Instruction
Send back all the data below, exactly as given.

-- begin Records supplied --

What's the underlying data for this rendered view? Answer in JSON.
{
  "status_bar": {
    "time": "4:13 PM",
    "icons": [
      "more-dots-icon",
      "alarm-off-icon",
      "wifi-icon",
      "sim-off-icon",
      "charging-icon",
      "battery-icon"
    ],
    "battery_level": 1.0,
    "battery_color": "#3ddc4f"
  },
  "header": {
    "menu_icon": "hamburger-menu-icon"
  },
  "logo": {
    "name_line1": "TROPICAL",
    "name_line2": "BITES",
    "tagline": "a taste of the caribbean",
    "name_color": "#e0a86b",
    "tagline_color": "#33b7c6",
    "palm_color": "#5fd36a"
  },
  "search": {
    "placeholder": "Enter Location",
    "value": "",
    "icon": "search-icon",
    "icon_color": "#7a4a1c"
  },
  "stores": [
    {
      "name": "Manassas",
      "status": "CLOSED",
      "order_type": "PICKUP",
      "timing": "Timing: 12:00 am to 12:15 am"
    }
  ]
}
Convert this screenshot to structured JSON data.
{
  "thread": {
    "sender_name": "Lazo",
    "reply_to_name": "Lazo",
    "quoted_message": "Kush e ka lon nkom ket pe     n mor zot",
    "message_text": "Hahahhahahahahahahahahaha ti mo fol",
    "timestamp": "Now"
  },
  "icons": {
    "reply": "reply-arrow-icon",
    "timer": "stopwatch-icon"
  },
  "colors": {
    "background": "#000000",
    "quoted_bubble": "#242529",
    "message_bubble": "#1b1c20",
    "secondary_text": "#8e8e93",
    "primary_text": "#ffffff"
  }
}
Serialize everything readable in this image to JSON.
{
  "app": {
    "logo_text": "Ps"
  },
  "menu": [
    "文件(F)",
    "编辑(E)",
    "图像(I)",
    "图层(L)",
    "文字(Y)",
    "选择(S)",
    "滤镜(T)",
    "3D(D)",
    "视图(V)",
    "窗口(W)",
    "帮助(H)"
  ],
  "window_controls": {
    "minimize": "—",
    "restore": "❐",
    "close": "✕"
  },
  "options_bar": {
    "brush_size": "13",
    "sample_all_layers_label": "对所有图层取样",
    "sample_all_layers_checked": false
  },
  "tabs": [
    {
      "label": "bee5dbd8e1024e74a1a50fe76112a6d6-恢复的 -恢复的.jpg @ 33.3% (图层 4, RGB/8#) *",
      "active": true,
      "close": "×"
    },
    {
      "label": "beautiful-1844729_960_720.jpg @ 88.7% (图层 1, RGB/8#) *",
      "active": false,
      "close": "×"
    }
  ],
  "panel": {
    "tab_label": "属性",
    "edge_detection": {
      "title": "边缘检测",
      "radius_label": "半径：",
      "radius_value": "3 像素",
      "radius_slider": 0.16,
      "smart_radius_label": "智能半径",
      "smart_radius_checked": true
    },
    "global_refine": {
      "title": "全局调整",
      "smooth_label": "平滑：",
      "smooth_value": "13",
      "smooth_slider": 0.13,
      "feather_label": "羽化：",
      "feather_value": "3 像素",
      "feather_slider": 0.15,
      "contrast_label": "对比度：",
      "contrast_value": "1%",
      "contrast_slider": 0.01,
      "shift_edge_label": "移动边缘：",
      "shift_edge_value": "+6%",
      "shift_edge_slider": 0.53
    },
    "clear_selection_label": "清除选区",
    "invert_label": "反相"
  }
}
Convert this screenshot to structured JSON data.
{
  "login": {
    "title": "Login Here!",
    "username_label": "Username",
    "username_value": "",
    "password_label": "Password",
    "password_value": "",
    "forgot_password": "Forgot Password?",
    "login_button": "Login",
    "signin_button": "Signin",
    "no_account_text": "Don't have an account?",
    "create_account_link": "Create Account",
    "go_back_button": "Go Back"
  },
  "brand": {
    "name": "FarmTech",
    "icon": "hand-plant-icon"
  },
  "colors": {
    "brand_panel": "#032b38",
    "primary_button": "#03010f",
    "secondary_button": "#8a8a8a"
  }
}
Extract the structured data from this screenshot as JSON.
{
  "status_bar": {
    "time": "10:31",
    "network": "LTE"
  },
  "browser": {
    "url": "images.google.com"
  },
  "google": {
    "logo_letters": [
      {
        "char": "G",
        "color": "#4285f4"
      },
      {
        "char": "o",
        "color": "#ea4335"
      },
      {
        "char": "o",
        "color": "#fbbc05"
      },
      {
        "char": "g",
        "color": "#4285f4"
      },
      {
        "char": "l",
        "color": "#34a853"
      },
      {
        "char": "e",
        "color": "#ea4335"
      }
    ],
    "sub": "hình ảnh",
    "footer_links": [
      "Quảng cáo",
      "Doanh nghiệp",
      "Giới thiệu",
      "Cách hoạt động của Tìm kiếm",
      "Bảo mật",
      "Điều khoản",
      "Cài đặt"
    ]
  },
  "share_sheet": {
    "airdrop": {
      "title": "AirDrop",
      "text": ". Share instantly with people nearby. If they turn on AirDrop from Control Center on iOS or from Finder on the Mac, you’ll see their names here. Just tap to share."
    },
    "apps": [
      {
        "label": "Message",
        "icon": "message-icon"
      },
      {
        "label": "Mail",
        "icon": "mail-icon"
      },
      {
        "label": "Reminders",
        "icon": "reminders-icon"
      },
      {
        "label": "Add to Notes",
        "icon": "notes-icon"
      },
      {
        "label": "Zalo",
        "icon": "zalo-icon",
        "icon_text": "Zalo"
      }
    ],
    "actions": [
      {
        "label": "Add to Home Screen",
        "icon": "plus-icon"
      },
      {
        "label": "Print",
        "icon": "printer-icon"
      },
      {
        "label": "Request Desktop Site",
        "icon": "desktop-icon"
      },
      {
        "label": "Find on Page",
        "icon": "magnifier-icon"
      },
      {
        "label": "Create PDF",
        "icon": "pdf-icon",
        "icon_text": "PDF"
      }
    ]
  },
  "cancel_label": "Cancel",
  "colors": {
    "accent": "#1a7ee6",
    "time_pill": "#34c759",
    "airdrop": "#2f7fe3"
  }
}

-- end Records supplied --

Task solution
What's the underlying data for this rendered view? Answer in JSON.
{
  "status_bar": {
    "time": "4:13 PM",
    "icons": [
      "more-dots-icon",
      "alarm-off-icon",
      "wifi-icon",
      "sim-off-icon",
      "charging-icon",
      "battery-icon"
    ],
    "battery_level": 1.0,
    "battery_color": "#3ddc4f"
  },
  "header": {
    "menu_icon": "hamburger-menu-icon"
  },
  "logo": {
    "name_line1": "TROPICAL",
    "name_line2": "BITES",
    "tagline": "a taste of the caribbean",
    "name_color": "#e0a86b",
    "tagline_color": "#33b7c6",
    "palm_color": "#5fd36a"
  },
  "search": {
    "placeholder": "Enter Location",
    "value": "",
    "icon": "search-icon",
    "icon_color": "#7a4a1c"
  },
  "stores": [
    {
      "name": "Manassas",
      "status": "CLOSED",
      "order_type": "PICKUP",
      "timing": "Timing: 12:00 am to 12:15 am"
    }
  ]
}
Convert this screenshot to structured JSON data.
{
  "thread": {
    "sender_name": "Lazo",
    "reply_to_name": "Lazo",
    "quoted_message": "Kush e ka lon nkom ket pe     n mor zot",
    "message_text": "Hahahhahahahahahahahahaha ti mo fol",
    "timestamp": "Now"
  },
  "icons": {
    "reply": "reply-arrow-icon",
    "timer": "stopwatch-icon"
  },
  "colors": {
    "background": "#000000",
    "quoted_bubble": "#242529",
    "message_bubble": "#1b1c20",
    "secondary_text": "#8e8e93",
    "primary_text": "#ffffff"
  }
}
Serialize everything readable in this image to JSON.
{
  "app": {
    "logo_text": "Ps"
  },
  "menu": [
    "文件(F)",
    "编辑(E)",
    "图像(I)",
    "图层(L)",
    "文字(Y)",
    "选择(S)",
    "滤镜(T)",
    "3D(D)",
    "视图(V)",
    "窗口(W)",
    "帮助(H)"
  ],
  "window_controls": {
    "minimize": "—",
    "restore": "❐",
    "close": "✕"
  },
  "options_bar": {
    "brush_size": "13",
    "sample_all_layers_label": "对所有图层取样",
    "sample_all_layers_checked": false
  },
  "tabs": [
    {
      "label": "bee5dbd8e1024e74a1a50fe76112a6d6-恢复的 -恢复的.jpg @ 33.3% (图层 4, RGB/8#) *",
      "active": true,
      "close": "×"
    },
    {
      "label": "beautiful-1844729_960_720.jpg @ 88.7% (图层 1, RGB/8#) *",
      "active": false,
      "close": "×"
    }
  ],
  "panel": {
    "tab_label": "属性",
    "edge_detection": {
      "title": "边缘检测",
      "radius_label": "半径：",
      "radius_value": "3 像素",
      "radius_slider": 0.16,
      "smart_radius_label": "智能半径",
      "smart_radius_checked": true
    },
    "global_refine": {
      "title": "全局调整",
      "smooth_label": "平滑：",
      "smooth_value": "13",
      "smooth_slider": 0.13,
      "feather_label": "羽化：",
      "feather_value": "3 像素",
      "feather_slider": 0.15,
      "contrast_label": "对比度：",
      "contrast_value": "1%",
      "contrast_slider": 0.01,
      "shift_edge_label": "移动边缘：",
      "shift_edge_value": "+6%",
      "shift_edge_slider": 0.53
    },
    "clear_selection_label": "清除选区",
    "invert_label": "反相"
  }
}
Convert this screenshot to structured JSON data.
{
  "login": {
    "title": "Login Here!",
    "username_label": "Username",
    "username_value": "",
    "password_label": "Password",
    "password_value": "",
    "forgot_password": "Forgot Password?",
    "login_button": "Login",
    "signin_button": "Signin",
    "no_account_text": "Don't have an account?",
    "create_account_link": "Create Account",
    "go_back_button": "Go Back"
  },
  "brand": {
    "name": "FarmTech",
    "icon": "hand-plant-icon"
  },
  "colors": {
    "brand_panel": "#032b38",
    "primary_button": "#03010f",
    "secondary_button": "#8a8a8a"
  }
}
Extract the structured data from this screenshot as JSON.
{
  "status_bar": {
    "time": "10:31",
    "network": "LTE"
  },
  "browser": {
    "url": "images.google.com"
  },
  "google": {
    "logo_letters": [
      {
        "char": "G",
        "color": "#4285f4"
      },
      {
        "char": "o",
        "color": "#ea4335"
      },
      {
        "char": "o",
        "color": "#fbbc05"
      },
      {
        "char": "g",
        "color": "#4285f4"
      },
      {
        "char": "l",
        "color": "#34a853"
      },
      {
        "char": "e",
        "color": "#ea4335"
      }
    ],
    "sub": "hình ảnh",
    "footer_links": [
      "Quảng cáo",
      "Doanh nghiệp",
      "Giới thiệu",
      "Cách hoạt động của Tìm kiếm",
      "Bảo mật",
      "Điều khoản",
      "Cài đặt"
    ]
  },
  "share_sheet": {
    "airdrop": {
      "title": "AirDrop",
      "text": ". Share instantly with people nearby. If they turn on AirDrop from Control Center on iOS or from Finder on the Mac, you’ll see their names here. Just tap to share."
    },
    "apps": [
      {
        "label": "Message",
        "icon": "message-icon"
      },
      {
        "label": "Mail",
        "icon": "mail-icon"
      },
      {
        "label": "Reminders",
        "icon": "reminders-icon"
      },
      {
        "label": "Add to Notes",
        "icon": "notes-icon"
      },
      {
        "label": "Zalo",
        "icon": "zalo-icon",
        "icon_text": "Zalo"
      }
    ],
    "actions": [
      {
        "label": "Add to Home Screen",
        "icon": "plus-icon"
      },
      {
        "label": "Print",
        "icon": "printer-icon"
      },
      {
        "label": "Request Desktop Site",
        "icon": "desktop-icon"
      },
      {
        "label": "Find on Page",
        "icon": "magnifier-icon"
      },
      {
        "label": "Create PDF",
        "icon": "pdf-icon",
        "icon_text": "PDF"
      }
    ]
  },
  "cancel_label": "Cancel",
  "colors": {
    "accent": "#1a7ee6",
    "time_pill": "#34c759",
    "airdrop": "#2f7fe3"
  }
}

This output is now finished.